_Required work_:
Change every "search-input" to "search-field" in the rows running from the beginning through the line containing "191, 1865, 215]", and reproduce those lines with nothing else altered.

* start Records provided *

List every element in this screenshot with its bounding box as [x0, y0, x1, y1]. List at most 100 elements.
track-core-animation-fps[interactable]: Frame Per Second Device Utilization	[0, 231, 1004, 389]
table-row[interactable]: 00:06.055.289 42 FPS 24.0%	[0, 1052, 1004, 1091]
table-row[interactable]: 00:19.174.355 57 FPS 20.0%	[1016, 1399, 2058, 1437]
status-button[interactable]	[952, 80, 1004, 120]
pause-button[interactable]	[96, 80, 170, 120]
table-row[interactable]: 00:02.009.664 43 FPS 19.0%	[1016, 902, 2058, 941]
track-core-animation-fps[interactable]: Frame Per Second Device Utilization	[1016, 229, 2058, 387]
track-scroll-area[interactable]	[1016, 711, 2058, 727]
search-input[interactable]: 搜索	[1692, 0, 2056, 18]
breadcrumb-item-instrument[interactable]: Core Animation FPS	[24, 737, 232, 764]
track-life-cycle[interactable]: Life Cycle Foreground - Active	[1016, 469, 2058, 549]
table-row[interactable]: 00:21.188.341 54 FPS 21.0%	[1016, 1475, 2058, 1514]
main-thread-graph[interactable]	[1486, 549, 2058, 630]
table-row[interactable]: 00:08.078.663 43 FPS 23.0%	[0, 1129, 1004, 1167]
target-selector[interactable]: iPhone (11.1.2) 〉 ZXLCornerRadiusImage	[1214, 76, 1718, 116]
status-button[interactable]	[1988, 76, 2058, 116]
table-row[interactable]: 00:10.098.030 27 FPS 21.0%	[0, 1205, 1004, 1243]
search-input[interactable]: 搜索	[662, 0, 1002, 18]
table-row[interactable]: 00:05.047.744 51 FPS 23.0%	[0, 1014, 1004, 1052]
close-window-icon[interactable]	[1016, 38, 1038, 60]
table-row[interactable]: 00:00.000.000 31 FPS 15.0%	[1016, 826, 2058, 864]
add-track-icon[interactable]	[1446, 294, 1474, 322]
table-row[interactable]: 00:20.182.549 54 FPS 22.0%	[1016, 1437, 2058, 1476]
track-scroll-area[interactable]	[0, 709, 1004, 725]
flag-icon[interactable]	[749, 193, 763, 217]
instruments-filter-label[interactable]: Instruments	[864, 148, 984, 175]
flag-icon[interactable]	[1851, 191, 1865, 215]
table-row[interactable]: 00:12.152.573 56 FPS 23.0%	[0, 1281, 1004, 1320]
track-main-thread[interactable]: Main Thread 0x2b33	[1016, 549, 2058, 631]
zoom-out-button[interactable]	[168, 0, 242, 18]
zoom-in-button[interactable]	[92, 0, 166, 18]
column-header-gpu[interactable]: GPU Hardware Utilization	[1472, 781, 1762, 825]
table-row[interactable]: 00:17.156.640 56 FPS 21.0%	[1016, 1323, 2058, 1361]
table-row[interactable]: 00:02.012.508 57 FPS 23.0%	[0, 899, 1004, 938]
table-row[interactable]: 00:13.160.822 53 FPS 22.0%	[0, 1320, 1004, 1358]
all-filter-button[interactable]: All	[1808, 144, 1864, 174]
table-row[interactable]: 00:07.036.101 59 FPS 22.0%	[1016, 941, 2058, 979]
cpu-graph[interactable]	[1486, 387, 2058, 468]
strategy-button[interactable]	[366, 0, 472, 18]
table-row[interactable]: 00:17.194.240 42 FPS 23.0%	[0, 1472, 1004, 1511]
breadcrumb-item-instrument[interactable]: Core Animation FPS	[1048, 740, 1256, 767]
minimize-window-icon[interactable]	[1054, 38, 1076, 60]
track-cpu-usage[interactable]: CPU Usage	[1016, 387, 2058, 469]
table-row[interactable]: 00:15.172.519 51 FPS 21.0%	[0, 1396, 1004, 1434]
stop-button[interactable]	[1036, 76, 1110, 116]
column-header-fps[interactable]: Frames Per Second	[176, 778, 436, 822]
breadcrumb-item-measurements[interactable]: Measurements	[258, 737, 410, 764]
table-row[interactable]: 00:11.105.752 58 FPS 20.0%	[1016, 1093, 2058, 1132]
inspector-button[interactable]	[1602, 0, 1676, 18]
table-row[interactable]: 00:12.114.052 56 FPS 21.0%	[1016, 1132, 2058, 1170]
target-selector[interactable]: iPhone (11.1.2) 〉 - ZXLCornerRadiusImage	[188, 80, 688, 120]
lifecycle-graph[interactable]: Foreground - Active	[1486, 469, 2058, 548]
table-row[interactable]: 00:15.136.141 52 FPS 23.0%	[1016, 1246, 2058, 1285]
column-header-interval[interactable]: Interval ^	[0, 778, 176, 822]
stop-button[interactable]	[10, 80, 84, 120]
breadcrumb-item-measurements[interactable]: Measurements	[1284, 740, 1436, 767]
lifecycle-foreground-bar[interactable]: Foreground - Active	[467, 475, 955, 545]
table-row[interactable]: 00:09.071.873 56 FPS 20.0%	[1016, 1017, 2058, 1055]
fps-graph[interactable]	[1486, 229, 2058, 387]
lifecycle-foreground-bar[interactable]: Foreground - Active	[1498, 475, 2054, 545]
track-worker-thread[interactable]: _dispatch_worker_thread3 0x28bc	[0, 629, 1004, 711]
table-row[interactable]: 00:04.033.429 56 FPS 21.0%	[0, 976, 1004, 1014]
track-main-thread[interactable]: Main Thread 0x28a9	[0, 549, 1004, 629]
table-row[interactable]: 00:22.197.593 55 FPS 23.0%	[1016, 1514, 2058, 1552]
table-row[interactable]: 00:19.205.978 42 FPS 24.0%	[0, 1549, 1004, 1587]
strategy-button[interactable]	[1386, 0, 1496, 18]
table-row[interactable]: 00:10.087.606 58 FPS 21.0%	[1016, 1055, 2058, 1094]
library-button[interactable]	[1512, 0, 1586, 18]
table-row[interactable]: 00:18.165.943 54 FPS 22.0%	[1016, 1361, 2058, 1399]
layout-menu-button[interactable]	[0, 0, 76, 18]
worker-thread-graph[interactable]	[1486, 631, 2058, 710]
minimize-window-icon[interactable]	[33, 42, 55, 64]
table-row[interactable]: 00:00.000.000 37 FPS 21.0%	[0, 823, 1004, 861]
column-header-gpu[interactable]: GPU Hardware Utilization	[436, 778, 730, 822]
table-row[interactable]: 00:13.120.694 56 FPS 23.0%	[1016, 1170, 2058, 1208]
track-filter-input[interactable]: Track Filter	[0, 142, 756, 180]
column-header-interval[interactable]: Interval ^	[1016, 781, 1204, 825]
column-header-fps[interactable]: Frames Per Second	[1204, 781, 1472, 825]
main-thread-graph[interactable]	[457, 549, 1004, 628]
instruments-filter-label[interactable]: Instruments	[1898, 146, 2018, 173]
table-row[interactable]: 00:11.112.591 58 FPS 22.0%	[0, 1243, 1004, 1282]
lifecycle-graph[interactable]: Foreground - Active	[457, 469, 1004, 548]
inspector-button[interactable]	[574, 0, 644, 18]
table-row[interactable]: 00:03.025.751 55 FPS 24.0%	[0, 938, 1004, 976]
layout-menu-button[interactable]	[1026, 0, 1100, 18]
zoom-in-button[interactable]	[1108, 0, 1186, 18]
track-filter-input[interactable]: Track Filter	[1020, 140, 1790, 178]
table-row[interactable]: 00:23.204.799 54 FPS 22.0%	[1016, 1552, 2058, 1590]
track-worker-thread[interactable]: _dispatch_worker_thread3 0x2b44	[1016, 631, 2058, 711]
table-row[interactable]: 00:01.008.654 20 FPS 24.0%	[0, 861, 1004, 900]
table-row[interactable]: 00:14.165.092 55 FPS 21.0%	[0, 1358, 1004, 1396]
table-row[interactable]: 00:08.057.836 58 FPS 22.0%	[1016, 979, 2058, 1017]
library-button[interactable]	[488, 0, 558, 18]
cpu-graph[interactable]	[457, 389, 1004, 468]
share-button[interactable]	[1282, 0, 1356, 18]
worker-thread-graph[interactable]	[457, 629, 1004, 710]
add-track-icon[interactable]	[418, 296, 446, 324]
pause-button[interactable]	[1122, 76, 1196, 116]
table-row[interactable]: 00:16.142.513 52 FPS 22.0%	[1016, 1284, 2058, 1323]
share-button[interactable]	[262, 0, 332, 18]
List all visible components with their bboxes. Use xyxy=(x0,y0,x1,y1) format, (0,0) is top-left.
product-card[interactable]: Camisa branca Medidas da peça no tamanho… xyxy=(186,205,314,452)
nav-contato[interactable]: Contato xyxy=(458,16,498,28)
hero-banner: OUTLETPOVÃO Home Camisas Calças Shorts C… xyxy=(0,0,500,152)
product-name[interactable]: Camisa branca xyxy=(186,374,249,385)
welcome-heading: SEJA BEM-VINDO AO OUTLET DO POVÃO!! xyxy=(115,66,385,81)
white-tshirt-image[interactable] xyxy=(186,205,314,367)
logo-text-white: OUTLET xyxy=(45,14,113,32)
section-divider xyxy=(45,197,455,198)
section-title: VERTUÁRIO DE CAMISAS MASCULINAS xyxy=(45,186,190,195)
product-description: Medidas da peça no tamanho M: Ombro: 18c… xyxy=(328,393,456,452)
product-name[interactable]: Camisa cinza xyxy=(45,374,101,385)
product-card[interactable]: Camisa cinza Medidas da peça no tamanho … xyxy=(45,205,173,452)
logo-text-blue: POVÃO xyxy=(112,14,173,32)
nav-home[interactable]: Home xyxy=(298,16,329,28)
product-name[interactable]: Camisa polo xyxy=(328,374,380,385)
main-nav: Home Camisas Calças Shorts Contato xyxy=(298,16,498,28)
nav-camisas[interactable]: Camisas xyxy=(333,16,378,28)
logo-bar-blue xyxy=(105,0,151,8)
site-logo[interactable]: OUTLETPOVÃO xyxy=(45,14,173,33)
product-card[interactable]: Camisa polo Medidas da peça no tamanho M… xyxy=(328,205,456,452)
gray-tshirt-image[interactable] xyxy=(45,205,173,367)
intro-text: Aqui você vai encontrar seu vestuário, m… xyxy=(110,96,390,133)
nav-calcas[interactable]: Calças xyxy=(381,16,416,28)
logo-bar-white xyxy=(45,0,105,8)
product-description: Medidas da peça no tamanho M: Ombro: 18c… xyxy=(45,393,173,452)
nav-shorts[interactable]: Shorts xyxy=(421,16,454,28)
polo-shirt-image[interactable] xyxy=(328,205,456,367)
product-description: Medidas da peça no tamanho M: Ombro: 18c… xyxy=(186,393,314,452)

* end Records provided *

_Answer to the problem_:
List every element in this screenshot with its bounding box as [x0, y0, x1, y1]. List at most 100 elements.
track-core-animation-fps[interactable]: Frame Per Second Device Utilization	[0, 231, 1004, 389]
table-row[interactable]: 00:06.055.289 42 FPS 24.0%	[0, 1052, 1004, 1091]
table-row[interactable]: 00:19.174.355 57 FPS 20.0%	[1016, 1399, 2058, 1437]
status-button[interactable]	[952, 80, 1004, 120]
pause-button[interactable]	[96, 80, 170, 120]
table-row[interactable]: 00:02.009.664 43 FPS 19.0%	[1016, 902, 2058, 941]
track-core-animation-fps[interactable]: Frame Per Second Device Utilization	[1016, 229, 2058, 387]
track-scroll-area[interactable]	[1016, 711, 2058, 727]
search-field[interactable]: 搜索	[1692, 0, 2056, 18]
breadcrumb-item-instrument[interactable]: Core Animation FPS	[24, 737, 232, 764]
track-life-cycle[interactable]: Life Cycle Foreground - Active	[1016, 469, 2058, 549]
table-row[interactable]: 00:21.188.341 54 FPS 21.0%	[1016, 1475, 2058, 1514]
main-thread-graph[interactable]	[1486, 549, 2058, 630]
table-row[interactable]: 00:08.078.663 43 FPS 23.0%	[0, 1129, 1004, 1167]
target-selector[interactable]: iPhone (11.1.2) 〉 ZXLCornerRadiusImage	[1214, 76, 1718, 116]
status-button[interactable]	[1988, 76, 2058, 116]
table-row[interactable]: 00:10.098.030 27 FPS 21.0%	[0, 1205, 1004, 1243]
search-field[interactable]: 搜索	[662, 0, 1002, 18]
table-row[interactable]: 00:05.047.744 51 FPS 23.0%	[0, 1014, 1004, 1052]
close-window-icon[interactable]	[1016, 38, 1038, 60]
table-row[interactable]: 00:00.000.000 31 FPS 15.0%	[1016, 826, 2058, 864]
add-track-icon[interactable]	[1446, 294, 1474, 322]
table-row[interactable]: 00:20.182.549 54 FPS 22.0%	[1016, 1437, 2058, 1476]
track-scroll-area[interactable]	[0, 709, 1004, 725]
flag-icon[interactable]	[749, 193, 763, 217]
instruments-filter-label[interactable]: Instruments	[864, 148, 984, 175]
flag-icon[interactable]	[1851, 191, 1865, 215]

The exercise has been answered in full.